* **EXERCISE AIM**
Restate all the material verbatim, except for the pictures.

* **EXTRACTED ENTRIES**
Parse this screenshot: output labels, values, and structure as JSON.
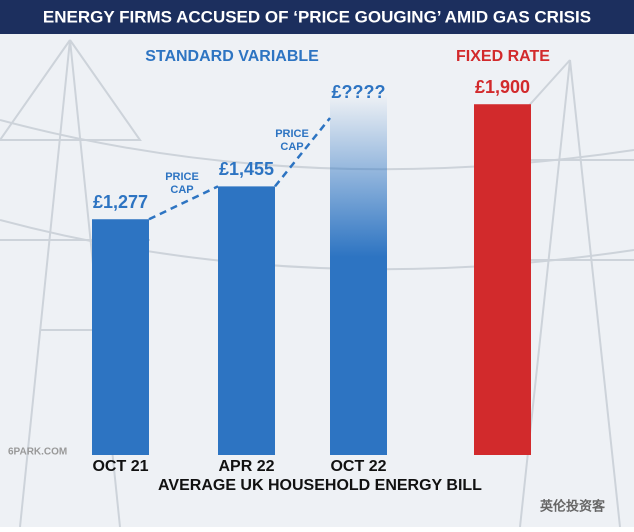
{
  "chart_data": {
    "type": "bar",
    "title": "ENERGY FIRMS ACCUSED OF ‘PRICE GOUGING’ AMID GAS CRISIS",
    "group_labels": [
      "STANDARD VARIABLE",
      "FIXED RATE"
    ],
    "annotations": [
      "PRICE CAP",
      "PRICE CAP"
    ],
    "x_label": "AVERAGE UK HOUSEHOLD ENERGY BILL",
    "categories": [
      "OCT 21",
      "APR 22",
      "OCT 22",
      null
    ],
    "values": [
      1277,
      1455,
      1950,
      1900
    ],
    "value_labels": [
      "£1,277",
      "£1,455",
      "£????",
      "£1,900"
    ],
    "colors": [
      "#2d74c2",
      "#2d74c2",
      "#2d74c2",
      "#d22a2c"
    ],
    "faded": [
      false,
      false,
      true,
      false
    ],
    "watermarks": [
      "6PARK.COM",
      "英伦投资客"
    ]
  }
}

* **FULL OUTPUT**
Parse this screenshot: output labels, values, and structure as JSON.
{
  "chart_data": {
    "type": "bar",
    "title": "ENERGY FIRMS ACCUSED OF ‘PRICE GOUGING’ AMID GAS CRISIS",
    "group_labels": [
      "STANDARD VARIABLE",
      "FIXED RATE"
    ],
    "annotations": [
      "PRICE CAP",
      "PRICE CAP"
    ],
    "x_label": "AVERAGE UK HOUSEHOLD ENERGY BILL",
    "categories": [
      "OCT 21",
      "APR 22",
      "OCT 22",
      null
    ],
    "values": [
      1277,
      1455,
      1950,
      1900
    ],
    "value_labels": [
      "£1,277",
      "£1,455",
      "£????",
      "£1,900"
    ],
    "colors": [
      "#2d74c2",
      "#2d74c2",
      "#2d74c2",
      "#d22a2c"
    ],
    "faded": [
      false,
      false,
      true,
      false
    ],
    "watermarks": [
      "6PARK.COM",
      "英伦投资客"
    ]
  }
}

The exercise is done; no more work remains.